>> Begin DATASET EXTRACT

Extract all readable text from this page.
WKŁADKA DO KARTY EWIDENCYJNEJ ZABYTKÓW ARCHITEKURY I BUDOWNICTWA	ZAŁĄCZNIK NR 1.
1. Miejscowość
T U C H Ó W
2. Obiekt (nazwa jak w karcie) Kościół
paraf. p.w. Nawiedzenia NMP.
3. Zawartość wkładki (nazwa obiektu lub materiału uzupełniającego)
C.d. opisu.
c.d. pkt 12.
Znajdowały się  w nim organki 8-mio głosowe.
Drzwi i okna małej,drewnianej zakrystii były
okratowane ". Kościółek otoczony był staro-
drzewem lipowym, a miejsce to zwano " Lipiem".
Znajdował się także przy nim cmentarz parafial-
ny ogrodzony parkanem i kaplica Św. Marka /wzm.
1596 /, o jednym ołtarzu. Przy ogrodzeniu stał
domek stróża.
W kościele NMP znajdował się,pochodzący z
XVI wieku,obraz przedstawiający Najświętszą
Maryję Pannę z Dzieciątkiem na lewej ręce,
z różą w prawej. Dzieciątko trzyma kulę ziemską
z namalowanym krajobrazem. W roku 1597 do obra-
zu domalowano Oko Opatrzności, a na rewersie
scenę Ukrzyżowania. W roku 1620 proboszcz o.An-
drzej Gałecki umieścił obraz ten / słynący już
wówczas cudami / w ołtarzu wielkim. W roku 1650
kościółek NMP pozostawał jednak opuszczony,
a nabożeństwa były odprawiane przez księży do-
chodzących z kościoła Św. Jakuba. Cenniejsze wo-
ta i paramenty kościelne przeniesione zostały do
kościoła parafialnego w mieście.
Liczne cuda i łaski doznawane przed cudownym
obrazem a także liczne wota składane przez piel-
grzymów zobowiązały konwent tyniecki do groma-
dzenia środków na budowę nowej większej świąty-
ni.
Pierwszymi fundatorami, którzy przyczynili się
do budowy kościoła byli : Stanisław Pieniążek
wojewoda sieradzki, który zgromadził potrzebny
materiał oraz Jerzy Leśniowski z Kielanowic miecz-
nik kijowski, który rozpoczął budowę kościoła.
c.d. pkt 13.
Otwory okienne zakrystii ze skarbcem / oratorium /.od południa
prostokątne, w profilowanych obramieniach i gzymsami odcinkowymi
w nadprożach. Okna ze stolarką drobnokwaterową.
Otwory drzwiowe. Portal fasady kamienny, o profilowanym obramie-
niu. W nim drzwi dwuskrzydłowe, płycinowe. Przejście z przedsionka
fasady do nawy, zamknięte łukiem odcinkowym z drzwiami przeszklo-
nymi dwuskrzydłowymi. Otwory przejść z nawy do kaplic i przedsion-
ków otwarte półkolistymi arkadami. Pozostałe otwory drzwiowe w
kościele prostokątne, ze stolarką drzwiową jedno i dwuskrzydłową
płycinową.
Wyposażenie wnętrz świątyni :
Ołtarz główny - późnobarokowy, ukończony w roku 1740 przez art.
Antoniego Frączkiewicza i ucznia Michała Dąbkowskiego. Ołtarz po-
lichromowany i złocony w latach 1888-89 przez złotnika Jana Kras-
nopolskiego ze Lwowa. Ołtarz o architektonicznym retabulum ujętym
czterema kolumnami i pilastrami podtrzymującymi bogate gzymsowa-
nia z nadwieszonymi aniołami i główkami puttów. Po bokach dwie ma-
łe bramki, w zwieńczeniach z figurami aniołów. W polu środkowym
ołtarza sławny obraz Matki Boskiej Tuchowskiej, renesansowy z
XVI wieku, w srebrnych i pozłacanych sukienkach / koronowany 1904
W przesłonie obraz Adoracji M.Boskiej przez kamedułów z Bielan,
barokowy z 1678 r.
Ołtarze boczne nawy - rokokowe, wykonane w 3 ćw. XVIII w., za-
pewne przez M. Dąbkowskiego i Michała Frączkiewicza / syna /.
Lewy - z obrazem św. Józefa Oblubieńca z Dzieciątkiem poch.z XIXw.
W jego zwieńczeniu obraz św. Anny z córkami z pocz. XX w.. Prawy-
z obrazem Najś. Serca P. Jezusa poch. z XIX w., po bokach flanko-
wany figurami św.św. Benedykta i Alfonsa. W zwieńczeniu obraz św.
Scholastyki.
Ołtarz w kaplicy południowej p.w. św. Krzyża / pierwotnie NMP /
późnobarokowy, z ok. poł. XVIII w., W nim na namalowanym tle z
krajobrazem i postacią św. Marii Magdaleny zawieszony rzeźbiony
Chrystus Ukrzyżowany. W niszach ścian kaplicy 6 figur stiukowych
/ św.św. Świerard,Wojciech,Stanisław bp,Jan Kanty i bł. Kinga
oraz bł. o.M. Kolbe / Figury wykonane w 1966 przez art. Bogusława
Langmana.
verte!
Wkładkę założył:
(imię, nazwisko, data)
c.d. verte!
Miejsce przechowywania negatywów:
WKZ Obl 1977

>> End DATASET EXTRACT

(STATED PROBLEM): Each line above must be printed exactly as it appears.

(THE ANSWER):
Extract all readable text from this page.
WKŁADKA DO KARTY EWIDENCYJNEJ ZABYTKÓW ARCHITEKURY I BUDOWNICTWA	ZAŁĄCZNIK NR 1.
1. Miejscowość
T U C H Ó W
2. Obiekt (nazwa jak w karcie) Kościół
paraf. p.w. Nawiedzenia NMP.
3. Zawartość wkładki (nazwa obiektu lub materiału uzupełniającego)
C.d. opisu.
c.d. pkt 12.
Znajdowały się  w nim organki 8-mio głosowe.
Drzwi i okna małej,drewnianej zakrystii były
okratowane ". Kościółek otoczony był staro-
drzewem lipowym, a miejsce to zwano " Lipiem".
Znajdował się także przy nim cmentarz parafial-
ny ogrodzony parkanem i kaplica Św. Marka /wzm.
1596 /, o jednym ołtarzu. Przy ogrodzeniu stał
domek stróża.
W kościele NMP znajdował się,pochodzący z
XVI wieku,obraz przedstawiający Najświętszą
Maryję Pannę z Dzieciątkiem na lewej ręce,
z różą w prawej. Dzieciątko trzyma kulę ziemską
z namalowanym krajobrazem. W roku 1597 do obra-
zu domalowano Oko Opatrzności, a na rewersie
scenę Ukrzyżowania. W roku 1620 proboszcz o.An-
drzej Gałecki umieścił obraz ten / słynący już
wówczas cudami / w ołtarzu wielkim. W roku 1650
kościółek NMP pozostawał jednak opuszczony,
a nabożeństwa były odprawiane przez księży do-
chodzących z kościoła Św. Jakuba. Cenniejsze wo-
ta i paramenty kościelne przeniesione zostały do
kościoła parafialnego w mieście.
Liczne cuda i łaski doznawane przed cudownym
obrazem a także liczne wota składane przez piel-
grzymów zobowiązały konwent tyniecki do groma-
dzenia środków na budowę nowej większej świąty-
ni.
Pierwszymi fundatorami, którzy przyczynili się
do budowy kościoła byli : Stanisław Pieniążek
wojewoda sieradzki, który zgromadził potrzebny
materiał oraz Jerzy Leśniowski z Kielanowic miecz-
nik kijowski, który rozpoczął budowę kościoła.
c.d. pkt 13.
Otwory okienne zakrystii ze skarbcem / oratorium /.od południa
prostokątne, w profilowanych obramieniach i gzymsami odcinkowymi
w nadprożach. Okna ze stolarką drobnokwaterową.
Otwory drzwiowe. Portal fasady kamienny, o profilowanym obramie-
niu. W nim drzwi dwuskrzydłowe, płycinowe. Przejście z przedsionka
fasady do nawy, zamknięte łukiem odcinkowym z drzwiami przeszklo-
nymi dwuskrzydłowymi. Otwory przejść z nawy do kaplic i przedsion-
ków otwarte półkolistymi arkadami. Pozostałe otwory drzwiowe w
kościele prostokątne, ze stolarką drzwiową jedno i dwuskrzydłową
płycinową.
Wyposażenie wnętrz świątyni :
Ołtarz główny - późnobarokowy, ukończony w roku 1740 przez art.
Antoniego Frączkiewicza i ucznia Michała Dąbkowskiego. Ołtarz po-
lichromowany i złocony w latach 1888-89 przez złotnika Jana Kras-
nopolskiego ze Lwowa. Ołtarz o architektonicznym retabulum ujętym
czterema kolumnami i pilastrami podtrzymującymi bogate gzymsowa-
nia z nadwieszonymi aniołami i główkami puttów. Po bokach dwie ma-
łe bramki, w zwieńczeniach z figurami aniołów. W polu środkowym
ołtarza sławny obraz Matki Boskiej Tuchowskiej, renesansowy z
XVI wieku, w srebrnych i pozłacanych sukienkach / koronowany 1904
W przesłonie obraz Adoracji M.Boskiej przez kamedułów z Bielan,
barokowy z 1678 r.
Ołtarze boczne nawy - rokokowe, wykonane w 3 ćw. XVIII w., za-
pewne przez M. Dąbkowskiego i Michała Frączkiewicza / syna /.
Lewy - z obrazem św. Józefa Oblubieńca z Dzieciątkiem poch.z XIXw.
W jego zwieńczeniu obraz św. Anny z córkami z pocz. XX w.. Prawy-
z obrazem Najś. Serca P. Jezusa poch. z XIX w., po bokach flanko-
wany figurami św.św. Benedykta i Alfonsa. W zwieńczeniu obraz św.
Scholastyki.
Ołtarz w kaplicy południowej p.w. św. Krzyża / pierwotnie NMP /
późnobarokowy, z ok. poł. XVIII w., W nim na namalowanym tle z
krajobrazem i postacią św. Marii Magdaleny zawieszony rzeźbiony
Chrystus Ukrzyżowany. W niszach ścian kaplicy 6 figur stiukowych
/ św.św. Świerard,Wojciech,Stanisław bp,Jan Kanty i bł. Kinga
oraz bł. o.M. Kolbe / Figury wykonane w 1966 przez art. Bogusława
Langmana.
verte!
Wkładkę założył:
(imię, nazwisko, data)
c.d. verte!
Miejsce przechowywania negatywów:
WKZ Obl 1977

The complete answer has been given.